Exercise details:
Check every line below for the word "différents" and show those that hold it.

Data for this exercise:
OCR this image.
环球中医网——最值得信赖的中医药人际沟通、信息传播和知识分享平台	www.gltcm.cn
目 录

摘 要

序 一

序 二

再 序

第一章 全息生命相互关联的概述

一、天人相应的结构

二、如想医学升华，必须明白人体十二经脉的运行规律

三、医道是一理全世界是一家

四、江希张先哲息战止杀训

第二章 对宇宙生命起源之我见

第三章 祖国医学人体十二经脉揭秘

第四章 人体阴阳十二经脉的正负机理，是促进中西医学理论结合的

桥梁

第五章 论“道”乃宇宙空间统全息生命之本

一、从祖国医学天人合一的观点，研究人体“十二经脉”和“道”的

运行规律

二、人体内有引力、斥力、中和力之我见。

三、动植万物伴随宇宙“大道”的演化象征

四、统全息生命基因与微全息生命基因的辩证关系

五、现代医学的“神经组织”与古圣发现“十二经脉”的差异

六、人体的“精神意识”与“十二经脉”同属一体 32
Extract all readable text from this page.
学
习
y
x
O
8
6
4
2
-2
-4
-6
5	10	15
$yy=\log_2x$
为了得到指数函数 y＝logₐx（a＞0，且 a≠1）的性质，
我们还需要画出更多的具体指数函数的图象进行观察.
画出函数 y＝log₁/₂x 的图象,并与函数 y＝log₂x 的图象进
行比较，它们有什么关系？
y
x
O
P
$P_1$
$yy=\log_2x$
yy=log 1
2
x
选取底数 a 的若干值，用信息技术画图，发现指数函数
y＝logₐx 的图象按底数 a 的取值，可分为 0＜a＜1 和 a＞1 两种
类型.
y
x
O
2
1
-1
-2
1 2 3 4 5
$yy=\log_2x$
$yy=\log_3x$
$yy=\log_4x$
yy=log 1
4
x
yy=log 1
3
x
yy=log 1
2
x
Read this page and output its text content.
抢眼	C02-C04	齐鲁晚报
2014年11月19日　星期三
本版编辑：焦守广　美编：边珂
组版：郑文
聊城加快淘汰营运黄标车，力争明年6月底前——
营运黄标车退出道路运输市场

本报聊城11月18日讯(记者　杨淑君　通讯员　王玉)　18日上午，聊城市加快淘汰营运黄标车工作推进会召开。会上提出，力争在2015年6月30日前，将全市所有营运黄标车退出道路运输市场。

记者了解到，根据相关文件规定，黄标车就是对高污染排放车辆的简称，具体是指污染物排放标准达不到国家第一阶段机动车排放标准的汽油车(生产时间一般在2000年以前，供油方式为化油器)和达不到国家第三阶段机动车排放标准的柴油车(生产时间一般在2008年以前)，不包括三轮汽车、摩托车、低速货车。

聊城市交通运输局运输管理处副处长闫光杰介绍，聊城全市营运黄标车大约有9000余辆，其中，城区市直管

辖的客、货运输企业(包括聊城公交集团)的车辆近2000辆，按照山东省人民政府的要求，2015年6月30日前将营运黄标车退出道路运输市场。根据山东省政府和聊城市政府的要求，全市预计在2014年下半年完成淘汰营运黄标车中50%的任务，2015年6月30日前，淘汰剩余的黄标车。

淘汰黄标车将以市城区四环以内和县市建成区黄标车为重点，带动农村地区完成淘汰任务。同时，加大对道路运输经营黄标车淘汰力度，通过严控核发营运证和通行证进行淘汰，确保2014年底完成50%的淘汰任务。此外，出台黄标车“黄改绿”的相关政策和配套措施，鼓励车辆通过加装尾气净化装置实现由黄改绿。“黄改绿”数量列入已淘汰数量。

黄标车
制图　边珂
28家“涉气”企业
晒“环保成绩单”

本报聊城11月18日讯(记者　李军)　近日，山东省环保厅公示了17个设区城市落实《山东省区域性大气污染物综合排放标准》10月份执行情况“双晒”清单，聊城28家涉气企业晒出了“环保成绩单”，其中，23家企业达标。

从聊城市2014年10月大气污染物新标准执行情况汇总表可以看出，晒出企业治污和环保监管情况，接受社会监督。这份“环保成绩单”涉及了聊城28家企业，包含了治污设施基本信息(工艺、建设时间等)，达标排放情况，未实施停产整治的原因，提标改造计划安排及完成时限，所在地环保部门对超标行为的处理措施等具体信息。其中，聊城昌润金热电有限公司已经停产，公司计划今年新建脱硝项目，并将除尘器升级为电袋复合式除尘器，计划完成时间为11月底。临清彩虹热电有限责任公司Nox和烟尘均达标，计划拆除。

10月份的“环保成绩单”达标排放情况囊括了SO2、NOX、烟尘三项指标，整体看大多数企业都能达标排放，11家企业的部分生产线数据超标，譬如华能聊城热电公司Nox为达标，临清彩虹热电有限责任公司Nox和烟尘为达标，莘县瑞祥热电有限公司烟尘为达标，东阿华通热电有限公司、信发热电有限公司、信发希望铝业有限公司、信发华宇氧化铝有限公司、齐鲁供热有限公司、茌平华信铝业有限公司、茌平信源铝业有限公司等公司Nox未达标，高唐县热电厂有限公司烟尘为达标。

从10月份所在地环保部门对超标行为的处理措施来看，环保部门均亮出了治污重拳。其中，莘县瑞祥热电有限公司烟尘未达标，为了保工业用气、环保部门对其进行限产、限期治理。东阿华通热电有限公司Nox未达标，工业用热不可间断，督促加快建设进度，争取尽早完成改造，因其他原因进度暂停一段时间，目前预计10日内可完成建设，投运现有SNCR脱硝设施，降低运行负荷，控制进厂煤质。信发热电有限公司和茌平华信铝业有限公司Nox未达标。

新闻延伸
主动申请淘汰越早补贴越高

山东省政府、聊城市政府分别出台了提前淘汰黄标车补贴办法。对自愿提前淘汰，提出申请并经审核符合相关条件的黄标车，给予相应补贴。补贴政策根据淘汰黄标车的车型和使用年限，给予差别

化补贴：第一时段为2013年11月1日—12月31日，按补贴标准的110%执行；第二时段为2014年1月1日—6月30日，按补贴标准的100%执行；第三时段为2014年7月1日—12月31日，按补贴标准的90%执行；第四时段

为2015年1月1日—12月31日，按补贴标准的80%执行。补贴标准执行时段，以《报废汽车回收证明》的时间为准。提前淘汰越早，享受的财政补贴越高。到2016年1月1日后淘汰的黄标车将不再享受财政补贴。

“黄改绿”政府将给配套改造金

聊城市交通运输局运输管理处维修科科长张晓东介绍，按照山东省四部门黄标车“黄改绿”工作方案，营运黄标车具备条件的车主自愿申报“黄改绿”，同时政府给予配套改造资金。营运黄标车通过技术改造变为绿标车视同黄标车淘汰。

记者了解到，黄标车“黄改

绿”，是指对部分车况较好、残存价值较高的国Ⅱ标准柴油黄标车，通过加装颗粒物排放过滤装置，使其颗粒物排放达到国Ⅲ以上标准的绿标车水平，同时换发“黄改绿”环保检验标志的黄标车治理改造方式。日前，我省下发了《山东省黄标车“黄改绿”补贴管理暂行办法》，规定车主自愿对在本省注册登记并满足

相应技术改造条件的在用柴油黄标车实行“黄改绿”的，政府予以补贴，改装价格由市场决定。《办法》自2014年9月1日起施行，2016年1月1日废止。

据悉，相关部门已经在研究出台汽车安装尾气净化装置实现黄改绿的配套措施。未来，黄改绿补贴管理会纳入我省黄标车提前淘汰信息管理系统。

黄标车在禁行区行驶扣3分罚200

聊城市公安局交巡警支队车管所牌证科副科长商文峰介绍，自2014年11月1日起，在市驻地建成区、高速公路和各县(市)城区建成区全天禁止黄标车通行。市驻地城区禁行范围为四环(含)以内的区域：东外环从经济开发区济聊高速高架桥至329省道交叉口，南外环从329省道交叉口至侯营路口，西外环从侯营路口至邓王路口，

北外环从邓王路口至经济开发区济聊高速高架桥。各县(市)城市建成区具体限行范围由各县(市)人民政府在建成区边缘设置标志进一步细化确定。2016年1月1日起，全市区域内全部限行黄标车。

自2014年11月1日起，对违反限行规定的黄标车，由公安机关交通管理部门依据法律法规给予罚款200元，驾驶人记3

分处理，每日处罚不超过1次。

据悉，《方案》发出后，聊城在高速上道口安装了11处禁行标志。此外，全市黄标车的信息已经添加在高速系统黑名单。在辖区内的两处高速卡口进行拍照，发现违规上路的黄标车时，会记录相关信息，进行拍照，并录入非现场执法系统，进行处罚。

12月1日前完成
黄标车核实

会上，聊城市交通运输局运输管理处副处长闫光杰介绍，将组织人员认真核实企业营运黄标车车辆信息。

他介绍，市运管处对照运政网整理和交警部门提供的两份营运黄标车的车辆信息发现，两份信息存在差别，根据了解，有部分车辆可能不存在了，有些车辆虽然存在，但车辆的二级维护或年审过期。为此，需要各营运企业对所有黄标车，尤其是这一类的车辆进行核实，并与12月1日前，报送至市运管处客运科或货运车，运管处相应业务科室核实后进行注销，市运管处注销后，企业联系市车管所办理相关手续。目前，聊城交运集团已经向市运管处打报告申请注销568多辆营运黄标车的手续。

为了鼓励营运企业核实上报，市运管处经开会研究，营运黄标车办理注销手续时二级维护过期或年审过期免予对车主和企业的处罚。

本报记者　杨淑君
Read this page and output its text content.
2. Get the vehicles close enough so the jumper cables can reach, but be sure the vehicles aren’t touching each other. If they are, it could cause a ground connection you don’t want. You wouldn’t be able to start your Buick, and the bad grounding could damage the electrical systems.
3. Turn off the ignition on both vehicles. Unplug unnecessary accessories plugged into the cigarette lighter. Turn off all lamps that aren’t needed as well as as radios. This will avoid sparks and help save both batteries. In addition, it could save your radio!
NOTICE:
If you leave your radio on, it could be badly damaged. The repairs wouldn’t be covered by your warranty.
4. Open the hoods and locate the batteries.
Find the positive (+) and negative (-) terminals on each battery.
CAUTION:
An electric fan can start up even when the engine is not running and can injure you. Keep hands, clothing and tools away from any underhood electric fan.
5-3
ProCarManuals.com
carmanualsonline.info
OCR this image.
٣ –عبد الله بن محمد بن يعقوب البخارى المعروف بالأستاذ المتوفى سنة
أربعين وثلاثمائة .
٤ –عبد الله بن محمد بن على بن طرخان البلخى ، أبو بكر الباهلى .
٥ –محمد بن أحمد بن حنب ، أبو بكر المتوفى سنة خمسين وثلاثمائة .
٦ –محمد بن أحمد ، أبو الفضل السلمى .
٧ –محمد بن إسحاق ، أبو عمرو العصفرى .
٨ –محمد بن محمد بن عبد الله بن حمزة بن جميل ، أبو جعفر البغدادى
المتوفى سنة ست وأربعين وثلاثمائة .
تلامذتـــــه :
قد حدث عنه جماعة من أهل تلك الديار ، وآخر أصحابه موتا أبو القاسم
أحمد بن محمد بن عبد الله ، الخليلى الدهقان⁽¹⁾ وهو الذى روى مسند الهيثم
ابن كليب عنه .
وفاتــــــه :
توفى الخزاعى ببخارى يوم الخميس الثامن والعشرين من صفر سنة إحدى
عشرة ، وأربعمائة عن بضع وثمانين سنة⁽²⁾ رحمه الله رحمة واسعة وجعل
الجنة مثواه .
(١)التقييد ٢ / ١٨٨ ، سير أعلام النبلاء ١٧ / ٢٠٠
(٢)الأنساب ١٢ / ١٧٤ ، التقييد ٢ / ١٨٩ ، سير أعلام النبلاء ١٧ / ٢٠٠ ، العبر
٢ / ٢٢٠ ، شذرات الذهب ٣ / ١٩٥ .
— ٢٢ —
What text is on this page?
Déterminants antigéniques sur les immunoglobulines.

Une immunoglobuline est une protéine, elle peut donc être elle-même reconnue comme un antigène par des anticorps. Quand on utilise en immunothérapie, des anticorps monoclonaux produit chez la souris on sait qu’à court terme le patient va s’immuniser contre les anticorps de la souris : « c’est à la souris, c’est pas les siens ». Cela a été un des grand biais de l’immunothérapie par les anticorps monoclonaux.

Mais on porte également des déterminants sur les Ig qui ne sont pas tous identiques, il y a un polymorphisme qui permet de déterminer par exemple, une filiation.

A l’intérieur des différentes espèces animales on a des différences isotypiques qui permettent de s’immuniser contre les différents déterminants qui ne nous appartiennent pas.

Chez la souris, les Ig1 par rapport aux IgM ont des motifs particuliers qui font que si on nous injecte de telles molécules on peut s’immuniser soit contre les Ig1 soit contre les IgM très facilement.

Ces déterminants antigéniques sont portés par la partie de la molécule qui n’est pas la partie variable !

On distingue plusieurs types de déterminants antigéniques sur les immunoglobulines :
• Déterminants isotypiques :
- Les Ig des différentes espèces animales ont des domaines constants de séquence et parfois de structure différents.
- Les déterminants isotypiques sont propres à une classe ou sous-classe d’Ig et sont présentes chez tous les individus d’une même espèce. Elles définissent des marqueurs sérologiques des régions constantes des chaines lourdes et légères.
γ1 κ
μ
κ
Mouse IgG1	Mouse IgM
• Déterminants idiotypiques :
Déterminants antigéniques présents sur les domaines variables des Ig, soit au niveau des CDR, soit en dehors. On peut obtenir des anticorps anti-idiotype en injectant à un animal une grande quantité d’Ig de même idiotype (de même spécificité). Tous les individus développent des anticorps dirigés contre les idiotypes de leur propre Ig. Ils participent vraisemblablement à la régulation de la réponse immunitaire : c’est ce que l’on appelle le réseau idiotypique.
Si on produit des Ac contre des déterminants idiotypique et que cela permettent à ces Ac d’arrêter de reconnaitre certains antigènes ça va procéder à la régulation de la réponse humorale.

Full solution:
A l’intérieur des différentes espèces animales on a des différences isotypiques qui permettent de s’immuniser contre les différents déterminants qui ne nous appartiennent pas.
- Les Ig des différentes espèces animales ont des domaines constants de séquence et parfois de structure différents.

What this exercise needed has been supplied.